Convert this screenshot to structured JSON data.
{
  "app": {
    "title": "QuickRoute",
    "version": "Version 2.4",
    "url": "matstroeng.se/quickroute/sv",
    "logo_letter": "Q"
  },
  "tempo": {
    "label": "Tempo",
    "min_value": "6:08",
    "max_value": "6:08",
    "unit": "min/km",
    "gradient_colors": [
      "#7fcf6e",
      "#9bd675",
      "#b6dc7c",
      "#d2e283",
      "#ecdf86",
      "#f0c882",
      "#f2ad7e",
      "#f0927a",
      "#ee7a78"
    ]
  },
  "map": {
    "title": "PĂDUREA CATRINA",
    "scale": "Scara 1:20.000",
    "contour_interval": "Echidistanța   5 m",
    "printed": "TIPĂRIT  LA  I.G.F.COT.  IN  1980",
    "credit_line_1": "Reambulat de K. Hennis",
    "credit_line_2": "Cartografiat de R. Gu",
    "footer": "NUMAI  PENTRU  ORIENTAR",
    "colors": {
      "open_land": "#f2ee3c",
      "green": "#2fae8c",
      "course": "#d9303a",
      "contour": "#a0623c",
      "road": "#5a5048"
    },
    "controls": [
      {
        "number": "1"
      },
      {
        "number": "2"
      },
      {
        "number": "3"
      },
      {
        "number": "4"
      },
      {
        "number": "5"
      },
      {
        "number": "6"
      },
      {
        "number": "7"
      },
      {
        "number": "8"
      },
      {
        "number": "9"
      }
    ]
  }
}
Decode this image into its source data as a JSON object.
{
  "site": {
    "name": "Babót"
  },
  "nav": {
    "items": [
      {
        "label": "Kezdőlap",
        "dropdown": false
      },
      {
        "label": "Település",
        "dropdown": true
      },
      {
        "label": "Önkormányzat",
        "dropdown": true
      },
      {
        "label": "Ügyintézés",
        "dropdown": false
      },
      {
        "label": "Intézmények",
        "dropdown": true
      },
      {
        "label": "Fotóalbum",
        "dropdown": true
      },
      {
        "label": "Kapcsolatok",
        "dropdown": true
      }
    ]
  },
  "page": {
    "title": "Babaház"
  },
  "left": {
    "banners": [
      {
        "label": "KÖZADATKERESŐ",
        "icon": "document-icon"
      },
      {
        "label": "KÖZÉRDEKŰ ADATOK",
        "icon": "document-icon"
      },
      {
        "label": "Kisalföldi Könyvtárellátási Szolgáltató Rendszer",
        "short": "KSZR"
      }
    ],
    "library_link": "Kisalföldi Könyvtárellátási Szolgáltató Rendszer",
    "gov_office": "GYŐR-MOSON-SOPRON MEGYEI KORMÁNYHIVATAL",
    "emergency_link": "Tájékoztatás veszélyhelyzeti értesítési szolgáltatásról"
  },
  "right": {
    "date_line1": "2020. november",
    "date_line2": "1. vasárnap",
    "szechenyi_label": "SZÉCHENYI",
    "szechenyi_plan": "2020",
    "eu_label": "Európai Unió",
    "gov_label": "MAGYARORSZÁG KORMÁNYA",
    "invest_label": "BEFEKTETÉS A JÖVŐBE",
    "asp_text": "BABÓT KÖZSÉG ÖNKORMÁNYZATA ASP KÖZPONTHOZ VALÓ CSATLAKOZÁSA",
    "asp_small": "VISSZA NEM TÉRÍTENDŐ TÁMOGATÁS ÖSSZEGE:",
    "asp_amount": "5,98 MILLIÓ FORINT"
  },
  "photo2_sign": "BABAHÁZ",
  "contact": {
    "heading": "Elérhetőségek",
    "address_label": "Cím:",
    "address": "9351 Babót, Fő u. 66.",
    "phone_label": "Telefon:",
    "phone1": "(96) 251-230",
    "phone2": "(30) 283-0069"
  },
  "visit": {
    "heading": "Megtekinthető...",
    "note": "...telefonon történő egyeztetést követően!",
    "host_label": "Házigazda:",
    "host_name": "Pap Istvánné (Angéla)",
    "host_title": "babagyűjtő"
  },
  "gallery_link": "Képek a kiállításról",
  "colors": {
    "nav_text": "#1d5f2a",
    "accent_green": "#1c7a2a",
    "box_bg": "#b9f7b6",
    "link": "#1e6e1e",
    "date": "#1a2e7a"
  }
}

## Exercise brief
Every entry must be quoted exactly as it appears above.

## Exercise response
Convert this screenshot to structured JSON data.
{
  "app": {
    "title": "QuickRoute",
    "version": "Version 2.4",
    "url": "matstroeng.se/quickroute/sv",
    "logo_letter": "Q"
  },
  "tempo": {
    "label": "Tempo",
    "min_value": "6:08",
    "max_value": "6:08",
    "unit": "min/km",
    "gradient_colors": [
      "#7fcf6e",
      "#9bd675",
      "#b6dc7c",
      "#d2e283",
      "#ecdf86",
      "#f0c882",
      "#f2ad7e",
      "#f0927a",
      "#ee7a78"
    ]
  },
  "map": {
    "title": "PĂDUREA CATRINA",
    "scale": "Scara 1:20.000",
    "contour_interval": "Echidistanța   5 m",
    "printed": "TIPĂRIT  LA  I.G.F.COT.  IN  1980",
    "credit_line_1": "Reambulat de K. Hennis",
    "credit_line_2": "Cartografiat de R. Gu",
    "footer": "NUMAI  PENTRU  ORIENTAR",
    "colors": {
      "open_land": "#f2ee3c",
      "green": "#2fae8c",
      "course": "#d9303a",
      "contour": "#a0623c",
      "road": "#5a5048"
    },
    "controls": [
      {
        "number": "1"
      },
      {
        "number": "2"
      },
      {
        "number": "3"
      },
      {
        "number": "4"
      },
      {
        "number": "5"
      },
      {
        "number": "6"
      },
      {
        "number": "7"
      },
      {
        "number": "8"
      },
      {
        "number": "9"
      }
    ]
  }
}
Decode this image into its source data as a JSON object.
{
  "site": {
    "name": "Babót"
  },
  "nav": {
    "items": [
      {
        "label": "Kezdőlap",
        "dropdown": false
      },
      {
        "label": "Település",
        "dropdown": true
      },
      {
        "label": "Önkormányzat",
        "dropdown": true
      },
      {
        "label": "Ügyintézés",
        "dropdown": false
      },
      {
        "label": "Intézmények",
        "dropdown": true
      },
      {
        "label": "Fotóalbum",
        "dropdown": true
      },
      {
        "label": "Kapcsolatok",
        "dropdown": true
      }
    ]
  },
  "page": {
    "title": "Babaház"
  },
  "left": {
    "banners": [
      {
        "label": "KÖZADATKERESŐ",
        "icon": "document-icon"
      },
      {
        "label": "KÖZÉRDEKŰ ADATOK",
        "icon": "document-icon"
      },
      {
        "label": "Kisalföldi Könyvtárellátási Szolgáltató Rendszer",
        "short": "KSZR"
      }
    ],
    "library_link": "Kisalföldi Könyvtárellátási Szolgáltató Rendszer",
    "gov_office": "GYŐR-MOSON-SOPRON MEGYEI KORMÁNYHIVATAL",
    "emergency_link": "Tájékoztatás veszélyhelyzeti értesítési szolgáltatásról"
  },
  "right": {
    "date_line1": "2020. november",
    "date_line2": "1. vasárnap",
    "szechenyi_label": "SZÉCHENYI",
    "szechenyi_plan": "2020",
    "eu_label": "Európai Unió",
    "gov_label": "MAGYARORSZÁG KORMÁNYA",
    "invest_label": "BEFEKTETÉS A JÖVŐBE",
    "asp_text": "BABÓT KÖZSÉG ÖNKORMÁNYZATA ASP KÖZPONTHOZ VALÓ CSATLAKOZÁSA",
    "asp_small": "VISSZA NEM TÉRÍTENDŐ TÁMOGATÁS ÖSSZEGE:",
    "asp_amount": "5,98 MILLIÓ FORINT"
  },
  "photo2_sign": "BABAHÁZ",
  "contact": {
    "heading": "Elérhetőségek",
    "address_label": "Cím:",
    "address": "9351 Babót, Fő u. 66.",
    "phone_label": "Telefon:",
    "phone1": "(96) 251-230",
    "phone2": "(30) 283-0069"
  },
  "visit": {
    "heading": "Megtekinthető...",
    "note": "...telefonon történő egyeztetést követően!",
    "host_label": "Házigazda:",
    "host_name": "Pap Istvánné (Angéla)",
    "host_title": "babagyűjtő"
  },
  "gallery_link": "Képek a kiállításról",
  "colors": {
    "nav_text": "#1d5f2a",
    "accent_green": "#1c7a2a",
    "box_bg": "#b9f7b6",
    "link": "#1e6e1e",
    "date": "#1a2e7a"
  }
}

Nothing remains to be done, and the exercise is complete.